Search the material for the word "JSON" and report each line where it turns up.

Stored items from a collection
▬▬▬

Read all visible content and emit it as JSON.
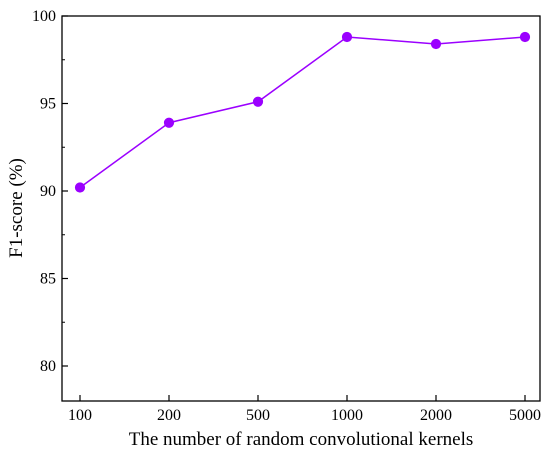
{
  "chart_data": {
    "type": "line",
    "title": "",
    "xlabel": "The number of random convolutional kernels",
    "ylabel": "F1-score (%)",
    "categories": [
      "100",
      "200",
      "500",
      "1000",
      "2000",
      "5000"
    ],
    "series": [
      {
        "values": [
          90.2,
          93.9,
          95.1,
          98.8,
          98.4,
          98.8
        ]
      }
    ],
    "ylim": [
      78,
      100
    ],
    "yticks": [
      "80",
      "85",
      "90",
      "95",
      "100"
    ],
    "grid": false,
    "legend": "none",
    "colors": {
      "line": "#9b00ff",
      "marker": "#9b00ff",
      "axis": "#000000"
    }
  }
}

▬▬▬

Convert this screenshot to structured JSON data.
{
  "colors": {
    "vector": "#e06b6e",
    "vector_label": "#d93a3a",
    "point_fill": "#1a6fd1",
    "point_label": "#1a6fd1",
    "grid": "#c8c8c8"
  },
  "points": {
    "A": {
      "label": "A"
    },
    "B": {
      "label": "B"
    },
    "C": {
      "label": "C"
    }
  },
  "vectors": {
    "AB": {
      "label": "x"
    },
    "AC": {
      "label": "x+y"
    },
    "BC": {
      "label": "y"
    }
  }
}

▬▬▬

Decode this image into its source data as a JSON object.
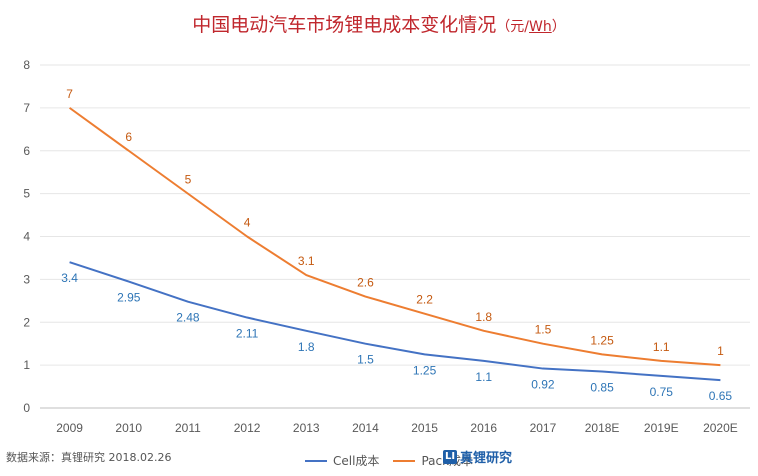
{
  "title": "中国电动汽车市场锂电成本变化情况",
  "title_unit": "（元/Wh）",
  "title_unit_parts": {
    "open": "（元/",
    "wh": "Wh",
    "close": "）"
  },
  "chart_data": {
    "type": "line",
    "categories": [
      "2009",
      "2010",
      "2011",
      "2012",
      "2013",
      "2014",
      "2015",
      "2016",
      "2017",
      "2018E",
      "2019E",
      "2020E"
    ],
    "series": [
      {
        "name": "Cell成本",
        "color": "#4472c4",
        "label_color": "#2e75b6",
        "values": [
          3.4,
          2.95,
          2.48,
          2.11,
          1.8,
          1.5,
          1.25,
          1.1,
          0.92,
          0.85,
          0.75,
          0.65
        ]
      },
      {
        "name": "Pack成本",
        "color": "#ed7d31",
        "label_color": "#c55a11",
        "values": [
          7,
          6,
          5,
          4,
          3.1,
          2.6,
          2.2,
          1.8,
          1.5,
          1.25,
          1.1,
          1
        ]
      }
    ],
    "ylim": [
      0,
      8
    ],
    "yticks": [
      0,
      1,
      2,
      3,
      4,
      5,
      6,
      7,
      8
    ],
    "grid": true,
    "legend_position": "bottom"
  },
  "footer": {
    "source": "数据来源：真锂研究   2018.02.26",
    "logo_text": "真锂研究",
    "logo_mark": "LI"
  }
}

▬▬▬

## RESPONSE FOR THIS EXERCISE:
Read all visible content and emit it as JSON.
Convert this screenshot to structured JSON data.
Decode this image into its source data as a JSON object.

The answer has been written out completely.